Drop every picture, then transcribe the remaining data exactly.
= = = =
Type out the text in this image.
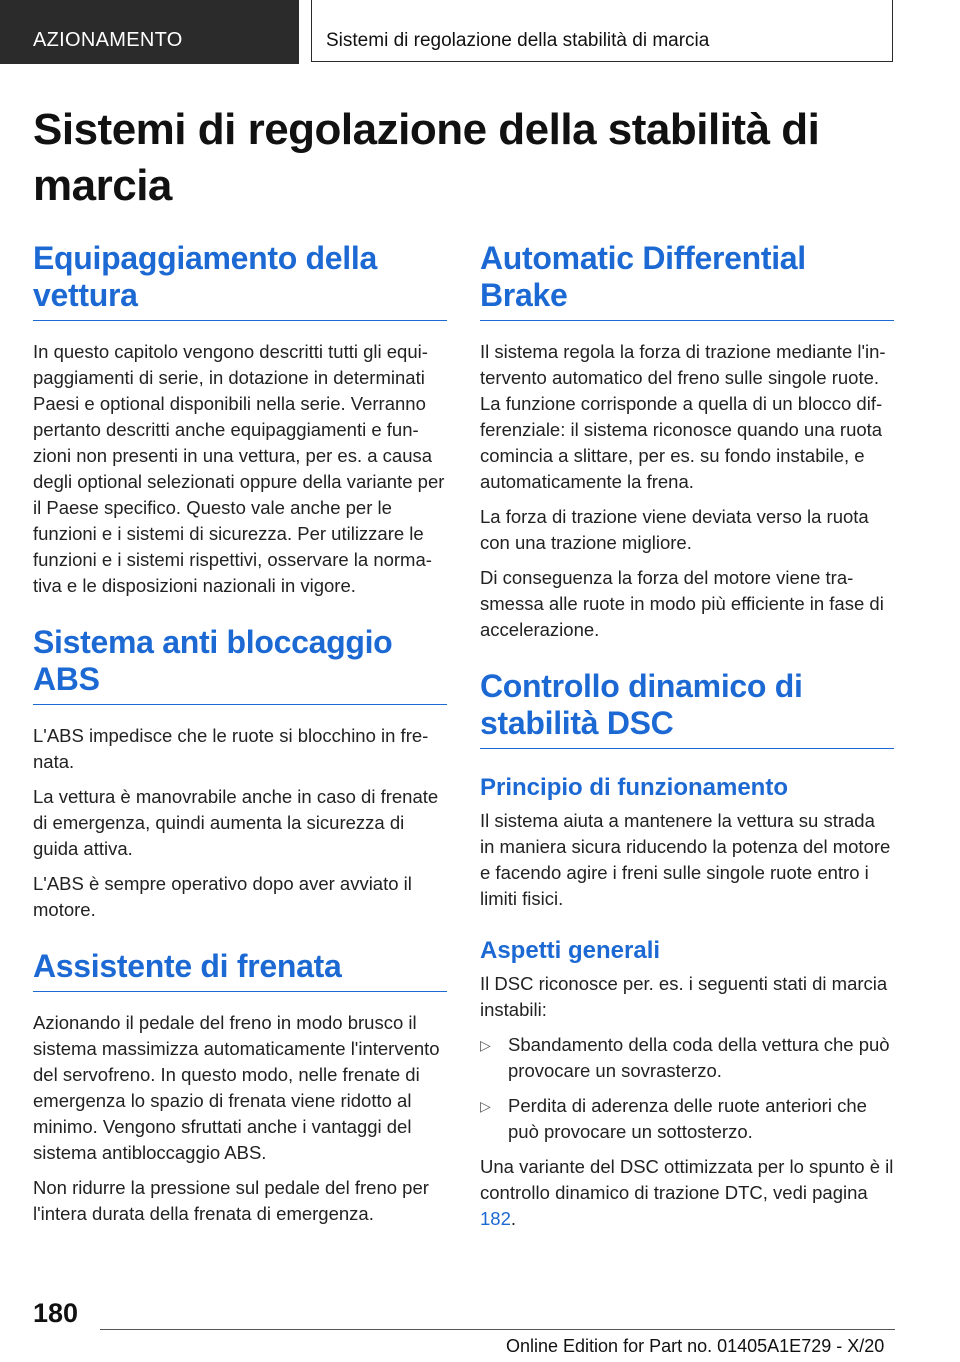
AZIONAMENTO	Sistemi di regolazione della stabilità di marcia
Sistemi di regolazione della stabilità di marcia
Equipaggiamento della vettura

In questo capitolo vengono descritti tutti gli equipaggiamenti di serie, in dotazione in determinati Paesi e optional disponibili nella serie. Verranno pertanto descritti anche equipaggiamenti e funzioni non presenti in una vettura, per es. a causa degli optional selezionati oppure della variante per il Paese specifico. Questo vale anche per le funzioni e i sistemi di sicurezza. Per utilizzare le funzioni e i sistemi rispettivi, osservare la normativa e le disposizioni nazionali in vigore.

Sistema anti bloccaggio ABS

L'ABS impedisce che le ruote si blocchino in frenata.

La vettura è manovrabile anche in caso di frenate di emergenza, quindi aumenta la sicurezza di guida attiva.

L'ABS è sempre operativo dopo aver avviato il motore.

Assistente di frenata

Azionando il pedale del freno in modo brusco il sistema massimizza automaticamente l'intervento del servofreno. In questo modo, nelle frenate di emergenza lo spazio di frenata viene ridotto al minimo. Vengono sfruttati anche i vantaggi del sistema antibloccaggio ABS.

Non ridurre la pressione sul pedale del freno per l'intera durata della frenata di emergenza.

Automatic Differential Brake

Il sistema regola la forza di trazione mediante l'intervento automatico del freno sulle singole ruote. La funzione corrisponde a quella di un blocco differenziale: il sistema riconosce quando una ruota comincia a slittare, per es. su fondo instabile, e automaticamente la frena.

La forza di trazione viene deviata verso la ruota con una trazione migliore.

Di conseguenza la forza del motore viene trasmessa alle ruote in modo più efficiente in fase di accelerazione.

Controllo dinamico di stabilità DSC
Principio di funzionamento

Il sistema aiuta a mantenere la vettura su strada in maniera sicura riducendo la potenza del motore e facendo agire i freni sulle singole ruote entro i limiti fisici.

Aspetti generali

Il DSC riconosce per. es. i seguenti stati di marcia instabili:

▷ Sbandamento della coda della vettura che può provocare un sovrasterzo.
▷ Perdita di aderenza delle ruote anteriori che può provocare un sottosterzo.

Una variante del DSC ottimizzata per lo spunto è il controllo dinamico di trazione DTC, vedi pagina 182.

180
Online Edition for Part no. 01405A1E729 - X/20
= = = =
■ Response for this exercise ■
Type out the text in this image.
AZIONAMENTO	Sistemi di regolazione della stabilità di marcia
Sistemi di regolazione della stabilità di marcia
Equipaggiamento della vettura

In questo capitolo vengono descritti tutti gli equipaggiamenti di serie, in dotazione in determinati Paesi e optional disponibili nella serie. Verranno pertanto descritti anche equipaggiamenti e funzioni non presenti in una vettura, per es. a causa degli optional selezionati oppure della variante per il Paese specifico. Questo vale anche per le funzioni e i sistemi di sicurezza. Per utilizzare le funzioni e i sistemi rispettivi, osservare la normativa e le disposizioni nazionali in vigore.

Sistema anti bloccaggio ABS

L'ABS impedisce che le ruote si blocchino in frenata.

La vettura è manovrabile anche in caso di frenate di emergenza, quindi aumenta la sicurezza di guida attiva.

L'ABS è sempre operativo dopo aver avviato il motore.

Assistente di frenata

Azionando il pedale del freno in modo brusco il sistema massimizza automaticamente l'intervento del servofreno. In questo modo, nelle frenate di emergenza lo spazio di frenata viene ridotto al minimo. Vengono sfruttati anche i vantaggi del sistema antibloccaggio ABS.

Non ridurre la pressione sul pedale del freno per l'intera durata della frenata di emergenza.

Automatic Differential Brake

Il sistema regola la forza di trazione mediante l'intervento automatico del freno sulle singole ruote. La funzione corrisponde a quella di un blocco differenziale: il sistema riconosce quando una ruota comincia a slittare, per es. su fondo instabile, e automaticamente la frena.

La forza di trazione viene deviata verso la ruota con una trazione migliore.

Di conseguenza la forza del motore viene trasmessa alle ruote in modo più efficiente in fase di accelerazione.

Controllo dinamico di stabilità DSC
Principio di funzionamento

Il sistema aiuta a mantenere la vettura su strada in maniera sicura riducendo la potenza del motore e facendo agire i freni sulle singole ruote entro i limiti fisici.

Aspetti generali

Il DSC riconosce per. es. i seguenti stati di marcia instabili:

▷ Sbandamento della coda della vettura che può provocare un sovrasterzo.
▷ Perdita di aderenza delle ruote anteriori che può provocare un sottosterzo.

Una variante del DSC ottimizzata per lo spunto è il controllo dinamico di trazione DTC, vedi pagina 182.

180
Online Edition for Part no. 01405A1E729 - X/20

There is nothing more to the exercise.